STATED EXERCISE →
Identify and copy all lines of the material where the string "look" is found.

INFORMATION SUPPLIED →
--- start ---

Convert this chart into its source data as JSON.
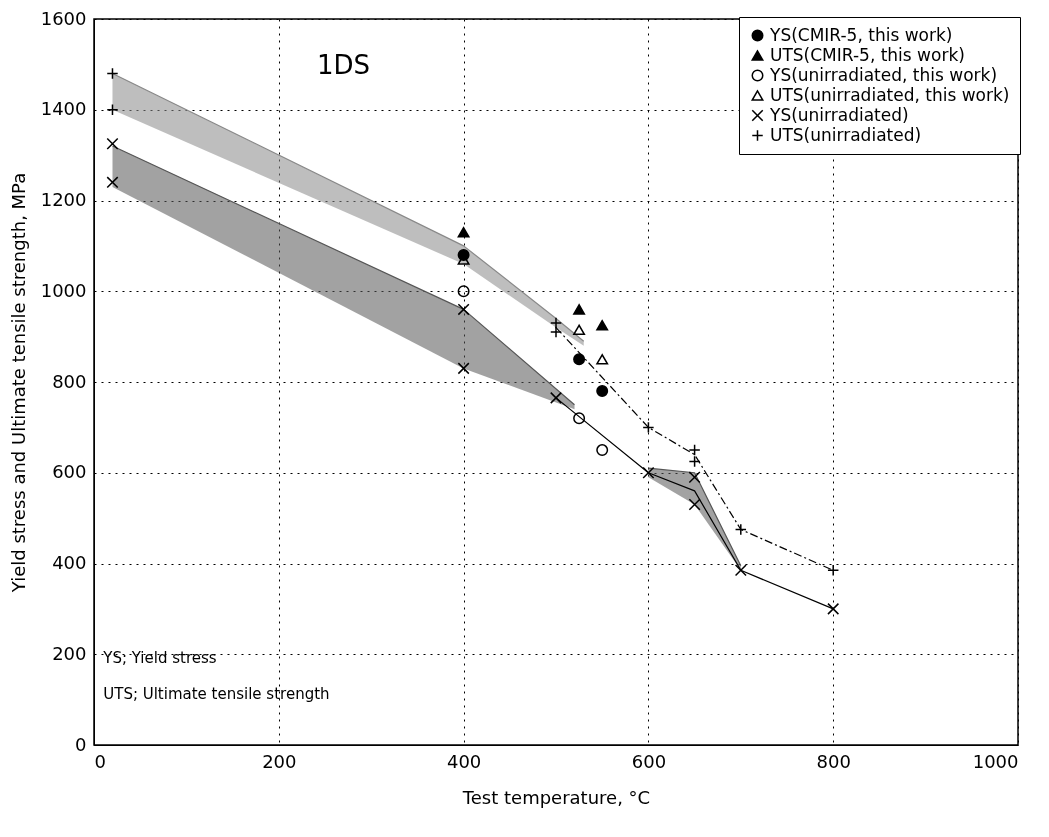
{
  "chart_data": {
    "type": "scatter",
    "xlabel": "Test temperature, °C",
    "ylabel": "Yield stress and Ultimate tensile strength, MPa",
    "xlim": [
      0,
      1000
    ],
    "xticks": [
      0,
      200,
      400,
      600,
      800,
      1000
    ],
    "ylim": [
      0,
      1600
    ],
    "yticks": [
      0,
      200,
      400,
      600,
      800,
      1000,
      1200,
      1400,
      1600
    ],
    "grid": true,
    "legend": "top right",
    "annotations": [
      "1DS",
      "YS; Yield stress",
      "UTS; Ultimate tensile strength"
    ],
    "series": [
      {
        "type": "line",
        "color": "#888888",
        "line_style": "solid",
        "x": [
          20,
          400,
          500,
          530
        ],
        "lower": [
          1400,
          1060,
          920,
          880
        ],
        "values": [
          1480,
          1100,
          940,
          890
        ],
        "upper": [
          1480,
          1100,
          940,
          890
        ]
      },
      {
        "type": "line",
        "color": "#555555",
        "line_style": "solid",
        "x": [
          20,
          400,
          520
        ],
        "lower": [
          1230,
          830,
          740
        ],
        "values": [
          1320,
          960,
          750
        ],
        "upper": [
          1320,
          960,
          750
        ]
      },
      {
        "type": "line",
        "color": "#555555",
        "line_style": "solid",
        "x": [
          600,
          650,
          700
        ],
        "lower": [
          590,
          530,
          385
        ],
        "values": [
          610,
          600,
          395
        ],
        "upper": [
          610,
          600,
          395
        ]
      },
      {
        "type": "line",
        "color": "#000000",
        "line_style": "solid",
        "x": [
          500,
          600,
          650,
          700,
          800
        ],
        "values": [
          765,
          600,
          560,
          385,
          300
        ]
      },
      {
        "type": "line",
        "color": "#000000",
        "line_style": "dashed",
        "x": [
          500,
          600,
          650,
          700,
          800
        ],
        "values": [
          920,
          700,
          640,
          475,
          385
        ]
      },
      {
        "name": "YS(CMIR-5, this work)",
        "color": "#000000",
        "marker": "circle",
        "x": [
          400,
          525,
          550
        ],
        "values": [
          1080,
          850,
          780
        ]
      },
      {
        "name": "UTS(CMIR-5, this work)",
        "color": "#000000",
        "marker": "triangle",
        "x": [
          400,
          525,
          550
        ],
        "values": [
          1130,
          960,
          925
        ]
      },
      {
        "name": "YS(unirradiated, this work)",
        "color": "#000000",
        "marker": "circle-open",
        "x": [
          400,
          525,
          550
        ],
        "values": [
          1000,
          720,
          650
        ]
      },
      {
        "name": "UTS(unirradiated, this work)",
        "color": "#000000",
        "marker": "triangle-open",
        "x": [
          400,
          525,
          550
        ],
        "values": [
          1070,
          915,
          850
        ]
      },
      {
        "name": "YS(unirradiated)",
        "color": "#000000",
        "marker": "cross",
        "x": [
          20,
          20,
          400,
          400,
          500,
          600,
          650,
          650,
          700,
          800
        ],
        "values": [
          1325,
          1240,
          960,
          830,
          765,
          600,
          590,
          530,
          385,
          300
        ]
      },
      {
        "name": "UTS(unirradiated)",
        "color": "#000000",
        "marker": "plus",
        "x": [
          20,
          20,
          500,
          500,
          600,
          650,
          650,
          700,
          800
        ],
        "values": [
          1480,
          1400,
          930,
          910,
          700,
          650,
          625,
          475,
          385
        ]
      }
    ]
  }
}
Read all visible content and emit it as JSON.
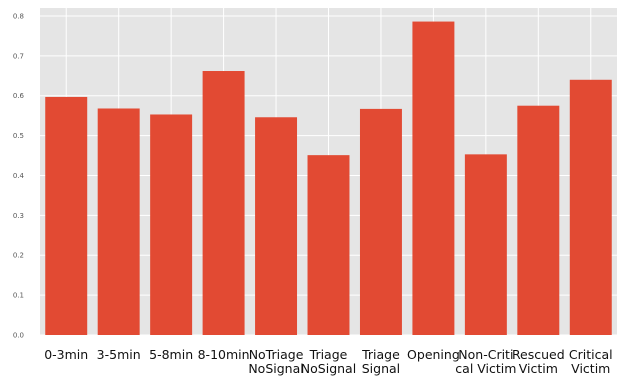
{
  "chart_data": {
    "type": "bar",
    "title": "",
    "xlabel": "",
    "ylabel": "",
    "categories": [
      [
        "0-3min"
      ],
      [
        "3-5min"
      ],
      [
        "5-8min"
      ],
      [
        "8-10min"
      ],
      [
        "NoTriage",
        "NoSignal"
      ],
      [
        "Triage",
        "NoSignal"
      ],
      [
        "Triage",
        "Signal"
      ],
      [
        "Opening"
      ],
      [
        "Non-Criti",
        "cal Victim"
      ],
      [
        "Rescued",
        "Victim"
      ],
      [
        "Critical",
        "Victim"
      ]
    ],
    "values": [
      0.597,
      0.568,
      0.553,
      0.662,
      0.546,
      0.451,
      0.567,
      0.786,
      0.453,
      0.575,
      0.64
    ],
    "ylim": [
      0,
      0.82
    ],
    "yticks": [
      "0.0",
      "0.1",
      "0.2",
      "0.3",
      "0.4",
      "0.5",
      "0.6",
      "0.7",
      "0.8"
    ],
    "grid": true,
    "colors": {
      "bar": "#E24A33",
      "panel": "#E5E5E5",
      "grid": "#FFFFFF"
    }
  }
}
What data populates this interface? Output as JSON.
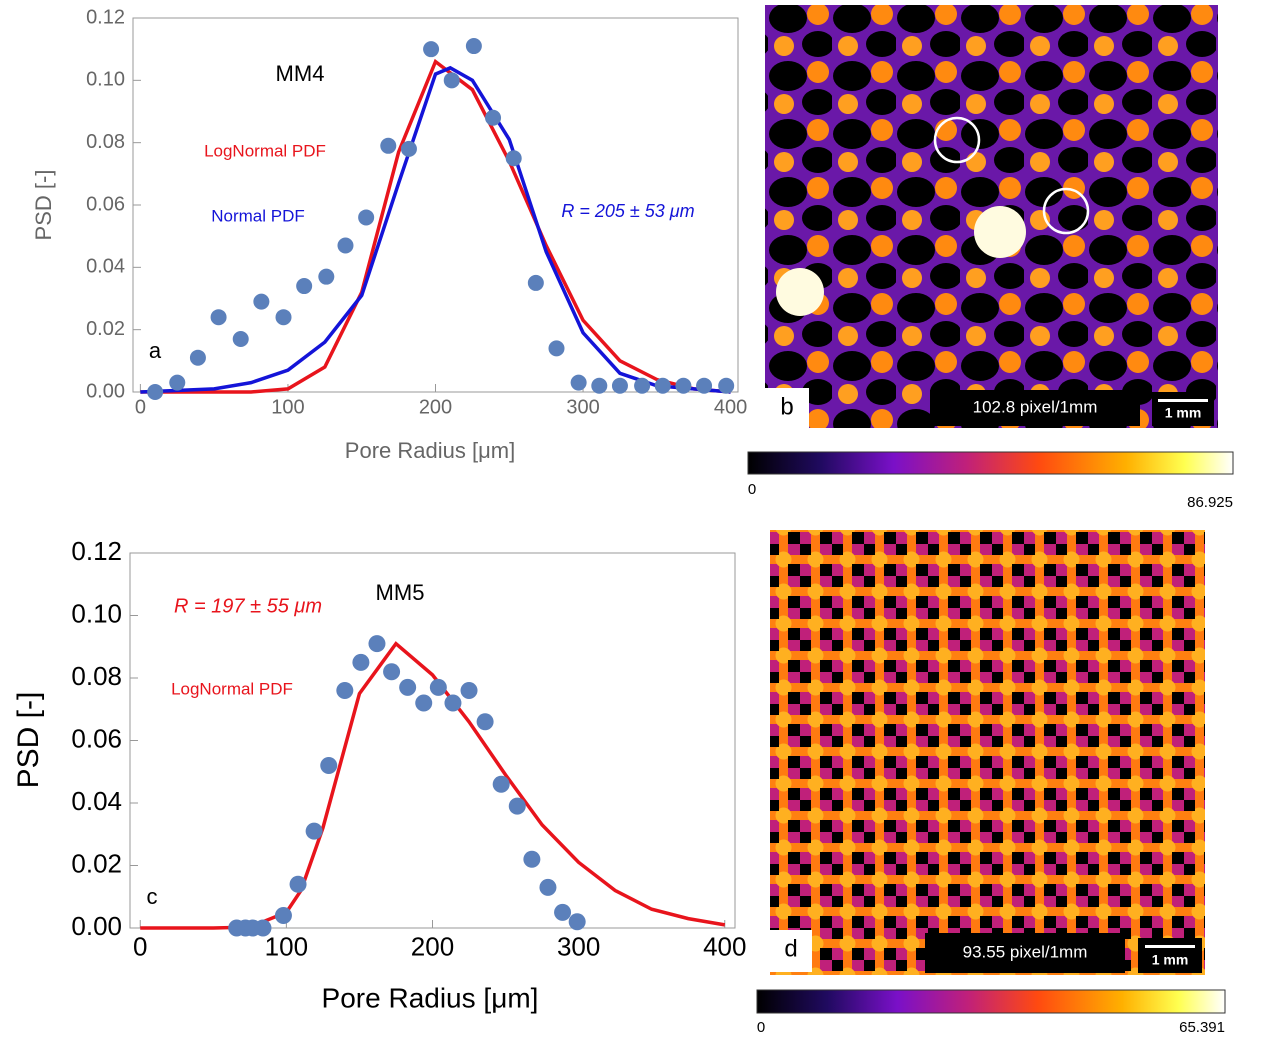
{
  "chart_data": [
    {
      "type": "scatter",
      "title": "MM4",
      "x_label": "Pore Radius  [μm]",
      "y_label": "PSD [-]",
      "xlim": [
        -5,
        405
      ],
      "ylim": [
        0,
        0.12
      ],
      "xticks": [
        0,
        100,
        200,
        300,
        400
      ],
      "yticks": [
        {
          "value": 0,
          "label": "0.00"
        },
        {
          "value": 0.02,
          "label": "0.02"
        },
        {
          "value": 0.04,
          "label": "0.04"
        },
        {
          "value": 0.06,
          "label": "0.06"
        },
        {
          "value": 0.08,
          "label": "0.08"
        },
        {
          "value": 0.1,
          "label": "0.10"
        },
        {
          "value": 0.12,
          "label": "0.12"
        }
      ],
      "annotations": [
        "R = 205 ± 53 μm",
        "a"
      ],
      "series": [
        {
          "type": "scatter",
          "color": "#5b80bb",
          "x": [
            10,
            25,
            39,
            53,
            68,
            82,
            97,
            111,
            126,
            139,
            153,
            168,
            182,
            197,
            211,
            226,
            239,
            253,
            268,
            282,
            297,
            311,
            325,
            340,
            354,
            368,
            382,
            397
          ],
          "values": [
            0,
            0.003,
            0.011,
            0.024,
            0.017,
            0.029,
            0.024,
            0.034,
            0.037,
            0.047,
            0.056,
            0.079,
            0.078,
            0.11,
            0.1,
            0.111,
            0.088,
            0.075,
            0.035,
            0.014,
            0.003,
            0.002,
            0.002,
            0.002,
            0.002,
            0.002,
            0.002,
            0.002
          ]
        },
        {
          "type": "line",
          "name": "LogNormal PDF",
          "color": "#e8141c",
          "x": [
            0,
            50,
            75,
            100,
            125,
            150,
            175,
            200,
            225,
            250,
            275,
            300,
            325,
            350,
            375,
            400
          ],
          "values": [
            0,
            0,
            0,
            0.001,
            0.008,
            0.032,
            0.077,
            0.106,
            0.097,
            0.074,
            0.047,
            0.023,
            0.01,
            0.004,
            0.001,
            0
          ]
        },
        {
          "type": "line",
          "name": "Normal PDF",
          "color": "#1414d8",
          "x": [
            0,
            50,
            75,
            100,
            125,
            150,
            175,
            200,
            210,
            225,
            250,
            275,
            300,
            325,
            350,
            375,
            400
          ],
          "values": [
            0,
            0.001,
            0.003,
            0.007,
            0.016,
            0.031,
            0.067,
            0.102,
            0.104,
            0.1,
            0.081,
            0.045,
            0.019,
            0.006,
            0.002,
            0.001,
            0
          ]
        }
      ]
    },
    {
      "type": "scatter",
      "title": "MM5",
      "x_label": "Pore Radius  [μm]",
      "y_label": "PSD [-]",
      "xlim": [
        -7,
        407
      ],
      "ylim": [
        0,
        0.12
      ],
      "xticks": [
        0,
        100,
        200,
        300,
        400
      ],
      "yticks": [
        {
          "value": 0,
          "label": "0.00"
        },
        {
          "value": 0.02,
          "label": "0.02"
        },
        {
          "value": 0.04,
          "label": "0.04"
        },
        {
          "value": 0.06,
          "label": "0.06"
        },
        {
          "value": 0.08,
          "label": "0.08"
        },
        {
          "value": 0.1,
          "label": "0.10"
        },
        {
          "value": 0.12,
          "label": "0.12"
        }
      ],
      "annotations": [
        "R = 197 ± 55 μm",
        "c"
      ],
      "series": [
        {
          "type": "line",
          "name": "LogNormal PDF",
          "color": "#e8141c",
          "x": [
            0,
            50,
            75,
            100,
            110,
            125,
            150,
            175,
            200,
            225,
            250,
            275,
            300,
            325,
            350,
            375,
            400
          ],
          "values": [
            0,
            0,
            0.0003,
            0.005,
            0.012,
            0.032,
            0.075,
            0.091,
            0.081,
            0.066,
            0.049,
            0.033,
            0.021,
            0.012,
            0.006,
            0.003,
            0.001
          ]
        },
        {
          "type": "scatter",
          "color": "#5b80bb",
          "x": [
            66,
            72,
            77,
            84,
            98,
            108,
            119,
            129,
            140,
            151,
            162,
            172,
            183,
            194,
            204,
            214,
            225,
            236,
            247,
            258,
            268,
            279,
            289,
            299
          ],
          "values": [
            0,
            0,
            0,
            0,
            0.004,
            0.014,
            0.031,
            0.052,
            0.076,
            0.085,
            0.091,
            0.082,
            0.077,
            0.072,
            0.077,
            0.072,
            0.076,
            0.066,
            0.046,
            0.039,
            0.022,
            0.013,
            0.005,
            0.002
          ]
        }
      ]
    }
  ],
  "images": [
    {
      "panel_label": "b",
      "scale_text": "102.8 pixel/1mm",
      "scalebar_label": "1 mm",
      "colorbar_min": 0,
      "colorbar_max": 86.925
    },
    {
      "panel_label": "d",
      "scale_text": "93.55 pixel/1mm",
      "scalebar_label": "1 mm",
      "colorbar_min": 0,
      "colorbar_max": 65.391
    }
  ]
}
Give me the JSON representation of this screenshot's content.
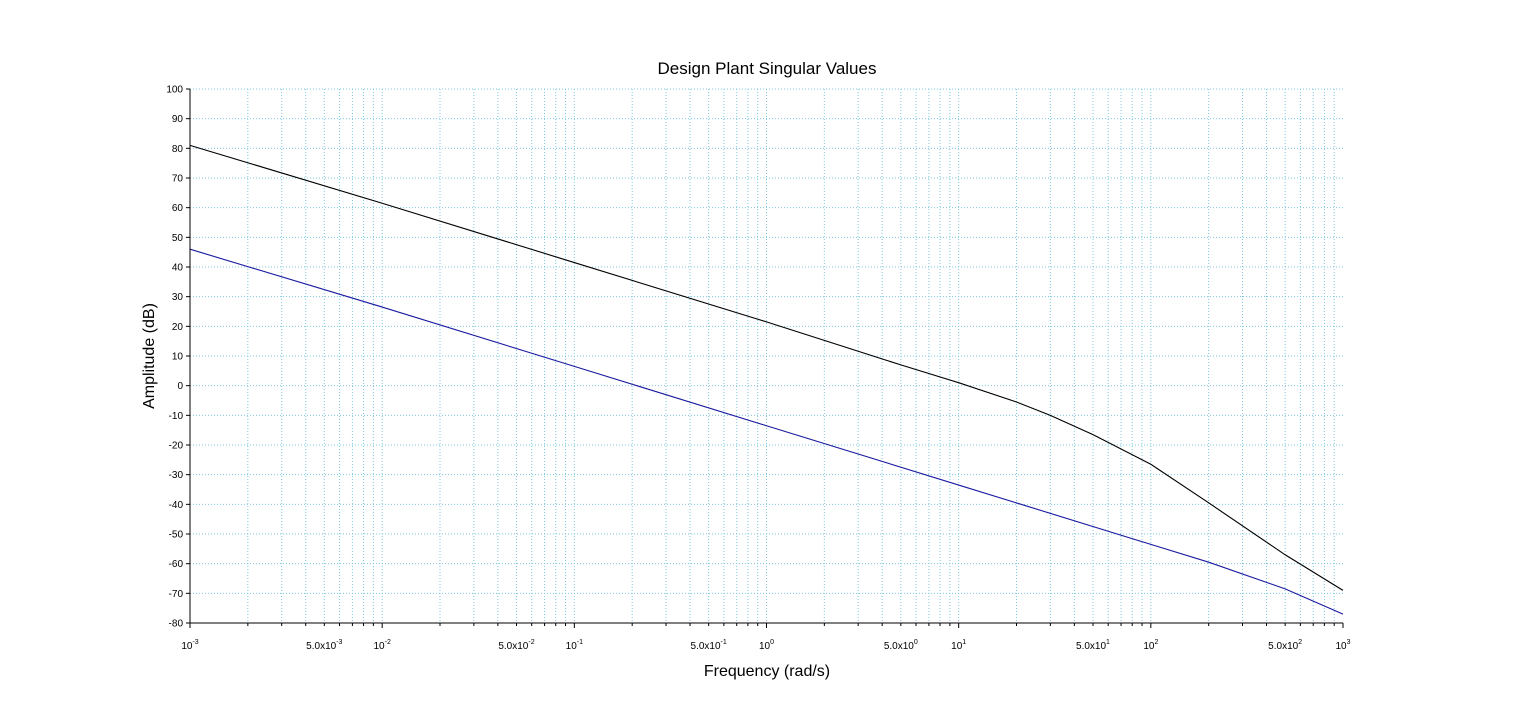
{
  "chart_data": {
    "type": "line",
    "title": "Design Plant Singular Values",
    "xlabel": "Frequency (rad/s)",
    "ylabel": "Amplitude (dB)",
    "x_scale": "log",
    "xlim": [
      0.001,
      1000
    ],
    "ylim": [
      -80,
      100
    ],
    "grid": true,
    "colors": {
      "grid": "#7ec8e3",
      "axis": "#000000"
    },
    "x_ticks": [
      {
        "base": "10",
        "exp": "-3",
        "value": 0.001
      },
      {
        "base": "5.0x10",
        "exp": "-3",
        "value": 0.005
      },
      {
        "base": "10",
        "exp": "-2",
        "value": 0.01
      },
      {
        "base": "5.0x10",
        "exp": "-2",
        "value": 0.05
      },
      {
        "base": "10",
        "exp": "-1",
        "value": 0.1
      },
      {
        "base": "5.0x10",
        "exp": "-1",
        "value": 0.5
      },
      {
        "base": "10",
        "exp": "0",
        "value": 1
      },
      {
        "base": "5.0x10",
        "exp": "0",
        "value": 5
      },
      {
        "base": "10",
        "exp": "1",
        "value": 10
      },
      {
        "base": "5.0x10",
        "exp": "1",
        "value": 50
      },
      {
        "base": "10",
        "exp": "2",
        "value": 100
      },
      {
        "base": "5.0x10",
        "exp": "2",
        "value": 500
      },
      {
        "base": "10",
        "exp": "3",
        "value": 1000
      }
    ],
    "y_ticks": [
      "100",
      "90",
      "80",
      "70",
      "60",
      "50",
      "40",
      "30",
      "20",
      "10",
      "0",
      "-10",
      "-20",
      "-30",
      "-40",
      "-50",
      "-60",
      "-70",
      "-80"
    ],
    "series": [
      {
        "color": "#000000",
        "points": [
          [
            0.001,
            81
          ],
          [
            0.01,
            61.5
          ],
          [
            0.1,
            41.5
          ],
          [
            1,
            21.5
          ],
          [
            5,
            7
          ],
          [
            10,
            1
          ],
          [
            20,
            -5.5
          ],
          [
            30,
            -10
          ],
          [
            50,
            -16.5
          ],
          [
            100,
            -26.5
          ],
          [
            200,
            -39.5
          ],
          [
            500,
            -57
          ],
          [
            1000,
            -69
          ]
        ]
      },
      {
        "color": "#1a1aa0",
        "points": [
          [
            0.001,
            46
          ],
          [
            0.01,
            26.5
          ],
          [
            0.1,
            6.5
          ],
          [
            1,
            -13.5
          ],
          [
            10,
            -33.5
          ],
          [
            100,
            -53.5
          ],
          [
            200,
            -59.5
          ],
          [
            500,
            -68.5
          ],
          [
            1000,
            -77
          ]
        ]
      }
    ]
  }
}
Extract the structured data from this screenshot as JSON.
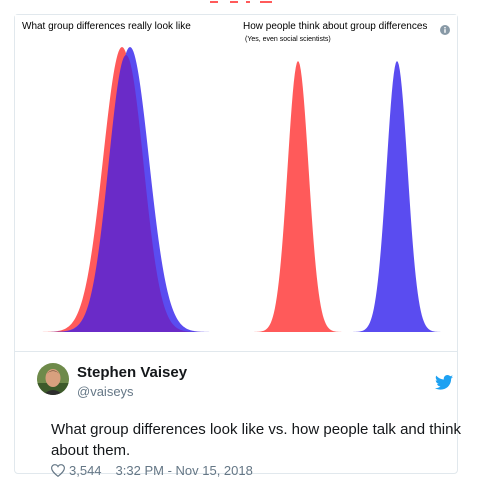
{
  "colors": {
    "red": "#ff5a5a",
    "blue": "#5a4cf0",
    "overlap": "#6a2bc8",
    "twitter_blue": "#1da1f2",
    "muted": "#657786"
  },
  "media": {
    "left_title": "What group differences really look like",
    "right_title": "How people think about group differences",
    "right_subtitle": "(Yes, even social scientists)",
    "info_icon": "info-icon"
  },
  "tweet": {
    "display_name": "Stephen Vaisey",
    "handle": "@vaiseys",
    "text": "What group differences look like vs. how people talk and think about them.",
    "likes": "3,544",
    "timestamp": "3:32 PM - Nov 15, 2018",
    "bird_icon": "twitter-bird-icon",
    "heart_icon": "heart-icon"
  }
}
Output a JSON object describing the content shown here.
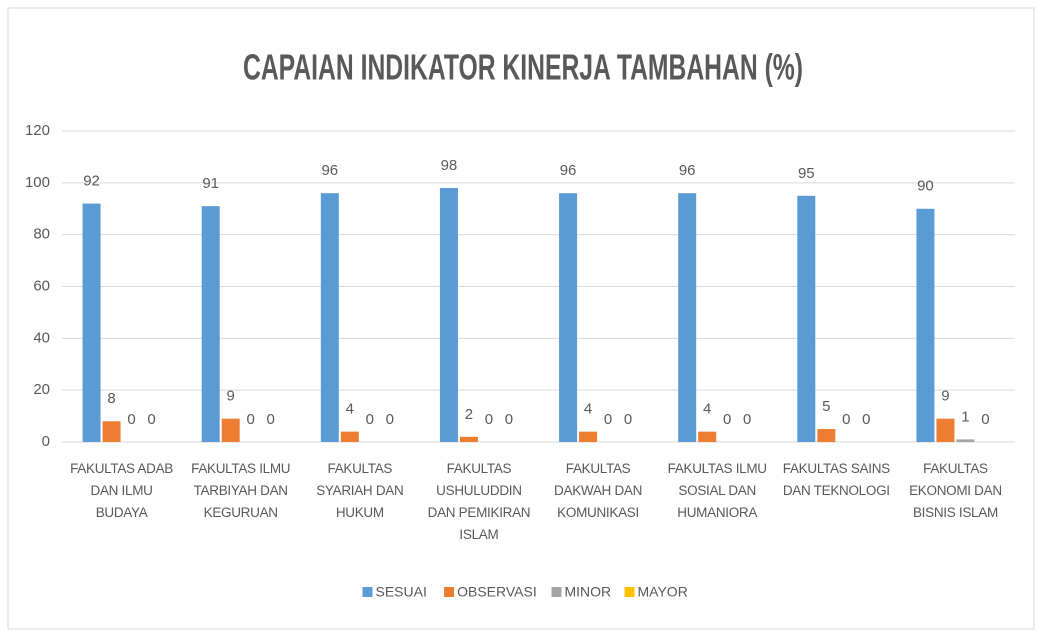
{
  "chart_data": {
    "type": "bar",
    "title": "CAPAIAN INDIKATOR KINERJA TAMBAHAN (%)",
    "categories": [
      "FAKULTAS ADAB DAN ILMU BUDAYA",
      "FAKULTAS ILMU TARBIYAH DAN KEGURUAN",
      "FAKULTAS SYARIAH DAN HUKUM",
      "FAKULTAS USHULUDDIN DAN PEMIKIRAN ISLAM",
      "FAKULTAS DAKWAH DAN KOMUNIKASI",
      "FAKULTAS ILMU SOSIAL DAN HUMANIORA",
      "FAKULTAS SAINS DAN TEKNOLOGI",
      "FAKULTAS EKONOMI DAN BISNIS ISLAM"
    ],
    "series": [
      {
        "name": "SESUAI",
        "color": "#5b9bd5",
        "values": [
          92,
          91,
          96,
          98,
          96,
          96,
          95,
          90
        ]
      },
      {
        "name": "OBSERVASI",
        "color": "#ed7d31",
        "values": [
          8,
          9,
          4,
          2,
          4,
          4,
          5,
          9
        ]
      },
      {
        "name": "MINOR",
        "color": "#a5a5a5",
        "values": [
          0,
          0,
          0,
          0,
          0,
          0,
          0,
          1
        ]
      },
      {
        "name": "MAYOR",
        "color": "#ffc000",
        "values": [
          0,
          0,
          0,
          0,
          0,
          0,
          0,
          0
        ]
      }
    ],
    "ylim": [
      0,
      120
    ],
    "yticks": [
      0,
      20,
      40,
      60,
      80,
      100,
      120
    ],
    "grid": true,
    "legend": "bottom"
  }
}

--- end ---

TASK OUTPUT →
    "left_title": "What group differences really look like",
    "text": "What group differences look like vs. how people talk and think about them.",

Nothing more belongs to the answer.